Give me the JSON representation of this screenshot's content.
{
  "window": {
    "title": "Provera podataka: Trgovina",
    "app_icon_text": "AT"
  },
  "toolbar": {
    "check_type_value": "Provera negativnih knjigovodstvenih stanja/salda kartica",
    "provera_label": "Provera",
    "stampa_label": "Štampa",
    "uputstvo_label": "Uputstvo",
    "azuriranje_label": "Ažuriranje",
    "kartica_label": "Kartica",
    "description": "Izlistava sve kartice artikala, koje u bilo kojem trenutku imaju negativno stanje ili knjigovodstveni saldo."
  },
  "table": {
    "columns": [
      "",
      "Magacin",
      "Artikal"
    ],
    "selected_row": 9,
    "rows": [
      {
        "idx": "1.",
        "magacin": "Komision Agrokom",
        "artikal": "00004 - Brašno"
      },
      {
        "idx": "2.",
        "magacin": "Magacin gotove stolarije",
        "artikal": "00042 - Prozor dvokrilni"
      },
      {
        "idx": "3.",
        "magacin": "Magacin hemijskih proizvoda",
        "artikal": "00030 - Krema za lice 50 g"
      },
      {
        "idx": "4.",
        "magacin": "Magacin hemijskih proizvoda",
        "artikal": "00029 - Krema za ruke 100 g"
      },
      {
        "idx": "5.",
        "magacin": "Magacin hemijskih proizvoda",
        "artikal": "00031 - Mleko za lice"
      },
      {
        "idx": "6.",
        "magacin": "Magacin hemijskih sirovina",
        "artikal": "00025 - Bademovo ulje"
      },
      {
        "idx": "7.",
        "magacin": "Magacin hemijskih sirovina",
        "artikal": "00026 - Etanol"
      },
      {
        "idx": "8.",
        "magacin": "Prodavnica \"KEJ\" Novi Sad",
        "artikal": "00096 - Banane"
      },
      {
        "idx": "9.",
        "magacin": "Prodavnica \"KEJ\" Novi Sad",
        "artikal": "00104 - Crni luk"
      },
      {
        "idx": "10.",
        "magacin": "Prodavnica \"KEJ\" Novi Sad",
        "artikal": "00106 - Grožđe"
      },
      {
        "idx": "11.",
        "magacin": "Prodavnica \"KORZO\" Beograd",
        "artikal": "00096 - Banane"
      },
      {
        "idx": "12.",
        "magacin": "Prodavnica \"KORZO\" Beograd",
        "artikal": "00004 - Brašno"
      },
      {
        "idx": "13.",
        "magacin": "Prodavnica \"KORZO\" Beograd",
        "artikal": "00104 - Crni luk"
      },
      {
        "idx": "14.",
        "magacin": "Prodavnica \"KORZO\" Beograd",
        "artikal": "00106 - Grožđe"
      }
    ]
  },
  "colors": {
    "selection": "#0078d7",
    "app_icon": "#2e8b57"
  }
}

Exercise details: Give the listing again, word for word.

Finished exercise:
Give me the JSON representation of this screenshot's content.
{
  "window": {
    "title": "Provera podataka: Trgovina",
    "app_icon_text": "AT"
  },
  "toolbar": {
    "check_type_value": "Provera negativnih knjigovodstvenih stanja/salda kartica",
    "provera_label": "Provera",
    "stampa_label": "Štampa",
    "uputstvo_label": "Uputstvo",
    "azuriranje_label": "Ažuriranje",
    "kartica_label": "Kartica",
    "description": "Izlistava sve kartice artikala, koje u bilo kojem trenutku imaju negativno stanje ili knjigovodstveni saldo."
  },
  "table": {
    "columns": [
      "",
      "Magacin",
      "Artikal"
    ],
    "selected_row": 9,
    "rows": [
      {
        "idx": "1.",
        "magacin": "Komision Agrokom",
        "artikal": "00004 - Brašno"
      },
      {
        "idx": "2.",
        "magacin": "Magacin gotove stolarije",
        "artikal": "00042 - Prozor dvokrilni"
      },
      {
        "idx": "3.",
        "magacin": "Magacin hemijskih proizvoda",
        "artikal": "00030 - Krema za lice 50 g"
      },
      {
        "idx": "4.",
        "magacin": "Magacin hemijskih proizvoda",
        "artikal": "00029 - Krema za ruke 100 g"
      },
      {
        "idx": "5.",
        "magacin": "Magacin hemijskih proizvoda",
        "artikal": "00031 - Mleko za lice"
      },
      {
        "idx": "6.",
        "magacin": "Magacin hemijskih sirovina",
        "artikal": "00025 - Bademovo ulje"
      },
      {
        "idx": "7.",
        "magacin": "Magacin hemijskih sirovina",
        "artikal": "00026 - Etanol"
      },
      {
        "idx": "8.",
        "magacin": "Prodavnica \"KEJ\" Novi Sad",
        "artikal": "00096 - Banane"
      },
      {
        "idx": "9.",
        "magacin": "Prodavnica \"KEJ\" Novi Sad",
        "artikal": "00104 - Crni luk"
      },
      {
        "idx": "10.",
        "magacin": "Prodavnica \"KEJ\" Novi Sad",
        "artikal": "00106 - Grožđe"
      },
      {
        "idx": "11.",
        "magacin": "Prodavnica \"KORZO\" Beograd",
        "artikal": "00096 - Banane"
      },
      {
        "idx": "12.",
        "magacin": "Prodavnica \"KORZO\" Beograd",
        "artikal": "00004 - Brašno"
      },
      {
        "idx": "13.",
        "magacin": "Prodavnica \"KORZO\" Beograd",
        "artikal": "00104 - Crni luk"
      },
      {
        "idx": "14.",
        "magacin": "Prodavnica \"KORZO\" Beograd",
        "artikal": "00106 - Grožđe"
      }
    ]
  },
  "colors": {
    "selection": "#0078d7",
    "app_icon": "#2e8b57"
  }
}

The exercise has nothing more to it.